**WORK REQUIRED**
Quote the following material verbatim, line for line.

**DATA EXTRACT**
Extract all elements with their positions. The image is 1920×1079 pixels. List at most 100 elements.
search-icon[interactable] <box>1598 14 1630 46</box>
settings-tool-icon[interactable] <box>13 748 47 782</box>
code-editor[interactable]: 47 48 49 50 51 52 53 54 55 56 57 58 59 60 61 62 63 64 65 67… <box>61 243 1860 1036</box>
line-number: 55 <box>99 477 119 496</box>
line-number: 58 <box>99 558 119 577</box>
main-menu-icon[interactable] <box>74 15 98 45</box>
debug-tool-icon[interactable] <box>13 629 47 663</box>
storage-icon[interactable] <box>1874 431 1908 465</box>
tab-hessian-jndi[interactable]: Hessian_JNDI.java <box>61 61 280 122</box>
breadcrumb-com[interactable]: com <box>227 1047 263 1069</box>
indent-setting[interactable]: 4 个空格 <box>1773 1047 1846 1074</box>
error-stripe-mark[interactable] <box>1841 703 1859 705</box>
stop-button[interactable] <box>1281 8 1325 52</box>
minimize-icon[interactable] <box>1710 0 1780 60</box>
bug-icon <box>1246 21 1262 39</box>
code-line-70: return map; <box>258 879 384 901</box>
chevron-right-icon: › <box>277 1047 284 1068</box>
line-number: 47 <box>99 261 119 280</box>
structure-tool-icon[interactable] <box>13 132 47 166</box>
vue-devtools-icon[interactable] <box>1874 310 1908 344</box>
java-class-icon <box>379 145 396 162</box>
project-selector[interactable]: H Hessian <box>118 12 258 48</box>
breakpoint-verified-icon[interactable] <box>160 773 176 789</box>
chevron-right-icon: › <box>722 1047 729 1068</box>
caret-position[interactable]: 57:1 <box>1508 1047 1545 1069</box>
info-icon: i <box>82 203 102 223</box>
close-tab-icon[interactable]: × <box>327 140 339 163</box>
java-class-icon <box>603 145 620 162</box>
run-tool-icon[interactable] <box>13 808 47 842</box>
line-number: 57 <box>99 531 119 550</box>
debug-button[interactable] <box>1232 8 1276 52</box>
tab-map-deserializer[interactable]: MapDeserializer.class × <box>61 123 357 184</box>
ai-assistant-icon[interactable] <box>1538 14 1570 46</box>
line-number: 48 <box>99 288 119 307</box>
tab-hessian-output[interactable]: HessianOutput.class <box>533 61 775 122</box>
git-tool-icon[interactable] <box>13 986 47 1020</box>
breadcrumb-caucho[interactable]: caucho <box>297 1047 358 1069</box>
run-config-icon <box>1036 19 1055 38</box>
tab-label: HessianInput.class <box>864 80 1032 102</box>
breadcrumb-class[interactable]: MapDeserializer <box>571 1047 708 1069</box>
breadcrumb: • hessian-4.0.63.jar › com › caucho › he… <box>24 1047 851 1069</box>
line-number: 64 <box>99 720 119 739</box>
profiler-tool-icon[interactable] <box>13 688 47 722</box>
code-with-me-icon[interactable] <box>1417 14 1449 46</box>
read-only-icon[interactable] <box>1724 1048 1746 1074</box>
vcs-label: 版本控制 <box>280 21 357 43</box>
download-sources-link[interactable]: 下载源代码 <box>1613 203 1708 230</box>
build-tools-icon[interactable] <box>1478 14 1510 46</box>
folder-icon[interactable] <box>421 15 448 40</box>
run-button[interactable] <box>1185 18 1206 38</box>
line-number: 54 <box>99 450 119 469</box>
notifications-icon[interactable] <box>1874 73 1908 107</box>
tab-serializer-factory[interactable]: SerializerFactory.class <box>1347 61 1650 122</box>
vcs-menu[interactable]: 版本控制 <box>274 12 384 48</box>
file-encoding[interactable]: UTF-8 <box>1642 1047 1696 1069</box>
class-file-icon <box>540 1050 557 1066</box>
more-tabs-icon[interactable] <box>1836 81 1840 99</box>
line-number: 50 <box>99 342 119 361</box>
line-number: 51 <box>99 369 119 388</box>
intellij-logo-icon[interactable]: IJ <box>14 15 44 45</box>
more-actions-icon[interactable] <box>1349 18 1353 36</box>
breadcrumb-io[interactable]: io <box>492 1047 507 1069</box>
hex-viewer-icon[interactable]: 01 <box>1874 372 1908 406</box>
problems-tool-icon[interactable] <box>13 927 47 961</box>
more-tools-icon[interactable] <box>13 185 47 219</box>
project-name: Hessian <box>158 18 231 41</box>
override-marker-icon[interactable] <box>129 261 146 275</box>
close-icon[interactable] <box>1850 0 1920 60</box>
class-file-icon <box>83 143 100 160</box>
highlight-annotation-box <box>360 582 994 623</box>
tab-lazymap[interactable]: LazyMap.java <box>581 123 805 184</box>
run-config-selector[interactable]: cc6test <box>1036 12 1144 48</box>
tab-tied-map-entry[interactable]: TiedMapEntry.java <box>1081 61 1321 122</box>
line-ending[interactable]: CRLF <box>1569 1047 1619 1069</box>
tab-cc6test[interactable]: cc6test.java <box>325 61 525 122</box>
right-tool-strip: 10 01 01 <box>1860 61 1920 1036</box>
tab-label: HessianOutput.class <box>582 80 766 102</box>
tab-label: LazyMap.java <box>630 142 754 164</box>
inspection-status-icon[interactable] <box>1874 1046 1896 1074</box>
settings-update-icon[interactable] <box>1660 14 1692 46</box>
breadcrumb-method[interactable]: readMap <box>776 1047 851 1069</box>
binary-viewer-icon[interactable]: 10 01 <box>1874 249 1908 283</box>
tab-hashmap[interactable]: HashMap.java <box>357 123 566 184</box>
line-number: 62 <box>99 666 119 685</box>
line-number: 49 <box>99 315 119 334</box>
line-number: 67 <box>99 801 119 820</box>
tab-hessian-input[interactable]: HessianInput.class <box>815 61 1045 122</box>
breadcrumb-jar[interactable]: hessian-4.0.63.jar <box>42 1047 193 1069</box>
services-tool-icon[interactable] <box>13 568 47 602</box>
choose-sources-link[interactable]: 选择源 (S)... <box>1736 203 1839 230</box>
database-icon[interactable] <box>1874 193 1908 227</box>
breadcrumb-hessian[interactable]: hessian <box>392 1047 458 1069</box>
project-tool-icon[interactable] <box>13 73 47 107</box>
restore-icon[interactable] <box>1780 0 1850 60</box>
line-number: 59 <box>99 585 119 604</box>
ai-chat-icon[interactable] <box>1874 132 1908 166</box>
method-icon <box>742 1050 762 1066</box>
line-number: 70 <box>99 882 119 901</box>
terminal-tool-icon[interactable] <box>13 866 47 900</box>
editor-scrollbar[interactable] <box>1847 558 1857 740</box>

**THE RESPONSE**
Extract all elements with their positions. The image is 1920×1079 pixels. List at most 100 elements.
search-icon[interactable] <box>1598 14 1630 46</box>
settings-tool-icon[interactable] <box>13 748 47 782</box>
code-editor[interactable]: 47 48 49 50 51 52 53 54 55 56 57 58 59 60 61 62 63 64 65 67… <box>61 243 1860 1036</box>
line-number: 55 <box>99 477 119 496</box>
line-number: 58 <box>99 558 119 577</box>
main-menu-icon[interactable] <box>74 15 98 45</box>
debug-tool-icon[interactable] <box>13 629 47 663</box>
storage-icon[interactable] <box>1874 431 1908 465</box>
tab-hessian-jndi[interactable]: Hessian_JNDI.java <box>61 61 280 122</box>
breadcrumb-com[interactable]: com <box>227 1047 263 1069</box>
indent-setting[interactable]: 4 个空格 <box>1773 1047 1846 1074</box>
error-stripe-mark[interactable] <box>1841 703 1859 705</box>
stop-button[interactable] <box>1281 8 1325 52</box>
minimize-icon[interactable] <box>1710 0 1780 60</box>
bug-icon <box>1246 21 1262 39</box>
code-line-70: return map; <box>258 879 384 901</box>
chevron-right-icon: › <box>277 1047 284 1068</box>
line-number: 47 <box>99 261 119 280</box>
structure-tool-icon[interactable] <box>13 132 47 166</box>
vue-devtools-icon[interactable] <box>1874 310 1908 344</box>
java-class-icon <box>379 145 396 162</box>
project-selector[interactable]: H Hessian <box>118 12 258 48</box>
breakpoint-verified-icon[interactable] <box>160 773 176 789</box>
chevron-right-icon: › <box>722 1047 729 1068</box>
caret-position[interactable]: 57:1 <box>1508 1047 1545 1069</box>
info-icon: i <box>82 203 102 223</box>
close-tab-icon[interactable]: × <box>327 140 339 163</box>
java-class-icon <box>603 145 620 162</box>
run-tool-icon[interactable] <box>13 808 47 842</box>
line-number: 57 <box>99 531 119 550</box>
debug-button[interactable] <box>1232 8 1276 52</box>
tab-map-deserializer[interactable]: MapDeserializer.class × <box>61 123 357 184</box>
ai-assistant-icon[interactable] <box>1538 14 1570 46</box>
line-number: 48 <box>99 288 119 307</box>
tab-hessian-output[interactable]: HessianOutput.class <box>533 61 775 122</box>
git-tool-icon[interactable] <box>13 986 47 1020</box>
breadcrumb-caucho[interactable]: caucho <box>297 1047 358 1069</box>
run-config-icon <box>1036 19 1055 38</box>
tab-label: HessianInput.class <box>864 80 1032 102</box>
breadcrumb-class[interactable]: MapDeserializer <box>571 1047 708 1069</box>
breadcrumb: • hessian-4.0.63.jar › com › caucho › he… <box>24 1047 851 1069</box>
line-number: 64 <box>99 720 119 739</box>
profiler-tool-icon[interactable] <box>13 688 47 722</box>
code-with-me-icon[interactable] <box>1417 14 1449 46</box>
read-only-icon[interactable] <box>1724 1048 1746 1074</box>
vcs-label: 版本控制 <box>280 21 357 43</box>
download-sources-link[interactable]: 下载源代码 <box>1613 203 1708 230</box>
build-tools-icon[interactable] <box>1478 14 1510 46</box>
folder-icon[interactable] <box>421 15 448 40</box>
run-button[interactable] <box>1185 18 1206 38</box>
line-number: 54 <box>99 450 119 469</box>
notifications-icon[interactable] <box>1874 73 1908 107</box>
tab-serializer-factory[interactable]: SerializerFactory.class <box>1347 61 1650 122</box>
vcs-menu[interactable]: 版本控制 <box>274 12 384 48</box>
file-encoding[interactable]: UTF-8 <box>1642 1047 1696 1069</box>
class-file-icon <box>540 1050 557 1066</box>
more-tabs-icon[interactable] <box>1836 81 1840 99</box>
line-number: 50 <box>99 342 119 361</box>
line-number: 51 <box>99 369 119 388</box>
intellij-logo-icon[interactable]: IJ <box>14 15 44 45</box>
more-actions-icon[interactable] <box>1349 18 1353 36</box>
breadcrumb-io[interactable]: io <box>492 1047 507 1069</box>
hex-viewer-icon[interactable]: 01 <box>1874 372 1908 406</box>
problems-tool-icon[interactable] <box>13 927 47 961</box>
more-tools-icon[interactable] <box>13 185 47 219</box>
project-name: Hessian <box>158 18 231 41</box>
override-marker-icon[interactable] <box>129 261 146 275</box>
close-icon[interactable] <box>1850 0 1920 60</box>
class-file-icon <box>83 143 100 160</box>
highlight-annotation-box <box>360 582 994 623</box>
tab-lazymap[interactable]: LazyMap.java <box>581 123 805 184</box>
run-config-selector[interactable]: cc6test <box>1036 12 1144 48</box>
tab-tied-map-entry[interactable]: TiedMapEntry.java <box>1081 61 1321 122</box>
line-ending[interactable]: CRLF <box>1569 1047 1619 1069</box>
tab-cc6test[interactable]: cc6test.java <box>325 61 525 122</box>
right-tool-strip: 10 01 01 <box>1860 61 1920 1036</box>
tab-label: HessianOutput.class <box>582 80 766 102</box>
tab-label: LazyMap.java <box>630 142 754 164</box>
inspection-status-icon[interactable] <box>1874 1046 1896 1074</box>
settings-update-icon[interactable] <box>1660 14 1692 46</box>
breadcrumb-method[interactable]: readMap <box>776 1047 851 1069</box>
binary-viewer-icon[interactable]: 10 01 <box>1874 249 1908 283</box>
tab-hashmap[interactable]: HashMap.java <box>357 123 566 184</box>
line-number: 62 <box>99 666 119 685</box>
line-number: 49 <box>99 315 119 334</box>
line-number: 67 <box>99 801 119 820</box>
tab-hessian-input[interactable]: HessianInput.class <box>815 61 1045 122</box>
breadcrumb-jar[interactable]: hessian-4.0.63.jar <box>42 1047 193 1069</box>
services-tool-icon[interactable] <box>13 568 47 602</box>
choose-sources-link[interactable]: 选择源 (S)... <box>1736 203 1839 230</box>
database-icon[interactable] <box>1874 193 1908 227</box>
breadcrumb-hessian[interactable]: hessian <box>392 1047 458 1069</box>
project-tool-icon[interactable] <box>13 73 47 107</box>
restore-icon[interactable] <box>1780 0 1850 60</box>
line-number: 59 <box>99 585 119 604</box>
ai-chat-icon[interactable] <box>1874 132 1908 166</box>
method-icon <box>742 1050 762 1066</box>
line-number: 70 <box>99 882 119 901</box>
terminal-tool-icon[interactable] <box>13 866 47 900</box>
editor-scrollbar[interactable] <box>1847 558 1857 740</box>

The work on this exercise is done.